Records for this exercise:
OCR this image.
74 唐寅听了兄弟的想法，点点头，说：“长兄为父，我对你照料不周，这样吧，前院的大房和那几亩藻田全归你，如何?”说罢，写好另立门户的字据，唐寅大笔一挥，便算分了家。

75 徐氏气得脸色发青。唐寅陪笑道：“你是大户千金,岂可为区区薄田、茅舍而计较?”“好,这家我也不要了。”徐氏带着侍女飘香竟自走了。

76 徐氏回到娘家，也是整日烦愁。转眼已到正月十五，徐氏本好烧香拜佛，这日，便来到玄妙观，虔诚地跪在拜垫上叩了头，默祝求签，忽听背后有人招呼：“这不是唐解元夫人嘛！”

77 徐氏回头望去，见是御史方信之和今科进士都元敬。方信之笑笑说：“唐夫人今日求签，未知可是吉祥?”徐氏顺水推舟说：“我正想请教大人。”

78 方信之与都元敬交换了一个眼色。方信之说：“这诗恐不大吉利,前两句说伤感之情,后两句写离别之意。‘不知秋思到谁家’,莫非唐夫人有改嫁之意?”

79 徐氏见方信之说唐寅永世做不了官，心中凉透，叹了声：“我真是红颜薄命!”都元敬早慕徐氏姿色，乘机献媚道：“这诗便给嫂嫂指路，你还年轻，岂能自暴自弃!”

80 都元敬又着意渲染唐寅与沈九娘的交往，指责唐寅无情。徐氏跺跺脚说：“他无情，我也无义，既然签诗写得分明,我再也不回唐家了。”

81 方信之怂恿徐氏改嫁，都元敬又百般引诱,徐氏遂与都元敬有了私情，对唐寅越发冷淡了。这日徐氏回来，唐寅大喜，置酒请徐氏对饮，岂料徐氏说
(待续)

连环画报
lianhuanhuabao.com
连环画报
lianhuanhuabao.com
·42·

Objective: Print every entry exactly as it appears.

Answer:
OCR this image.
74 唐寅听了兄弟的想法，点点头，说：“长兄为父，我对你照料不周，这样吧，前院的大房和那几亩藻田全归你，如何?”说罢，写好另立门户的字据，唐寅大笔一挥，便算分了家。

75 徐氏气得脸色发青。唐寅陪笑道：“你是大户千金,岂可为区区薄田、茅舍而计较?”“好,这家我也不要了。”徐氏带着侍女飘香竟自走了。

76 徐氏回到娘家，也是整日烦愁。转眼已到正月十五，徐氏本好烧香拜佛，这日，便来到玄妙观，虔诚地跪在拜垫上叩了头，默祝求签，忽听背后有人招呼：“这不是唐解元夫人嘛！”

77 徐氏回头望去，见是御史方信之和今科进士都元敬。方信之笑笑说：“唐夫人今日求签，未知可是吉祥?”徐氏顺水推舟说：“我正想请教大人。”

78 方信之与都元敬交换了一个眼色。方信之说：“这诗恐不大吉利,前两句说伤感之情,后两句写离别之意。‘不知秋思到谁家’,莫非唐夫人有改嫁之意?”

79 徐氏见方信之说唐寅永世做不了官，心中凉透，叹了声：“我真是红颜薄命!”都元敬早慕徐氏姿色，乘机献媚道：“这诗便给嫂嫂指路，你还年轻，岂能自暴自弃!”

80 都元敬又着意渲染唐寅与沈九娘的交往，指责唐寅无情。徐氏跺跺脚说：“他无情，我也无义，既然签诗写得分明,我再也不回唐家了。”

81 方信之怂恿徐氏改嫁，都元敬又百般引诱,徐氏遂与都元敬有了私情，对唐寅越发冷淡了。这日徐氏回来，唐寅大喜，置酒请徐氏对饮，岂料徐氏说
(待续)

连环画报
lianhuanhuabao.com
连环画报
lianhuanhuabao.com
·42·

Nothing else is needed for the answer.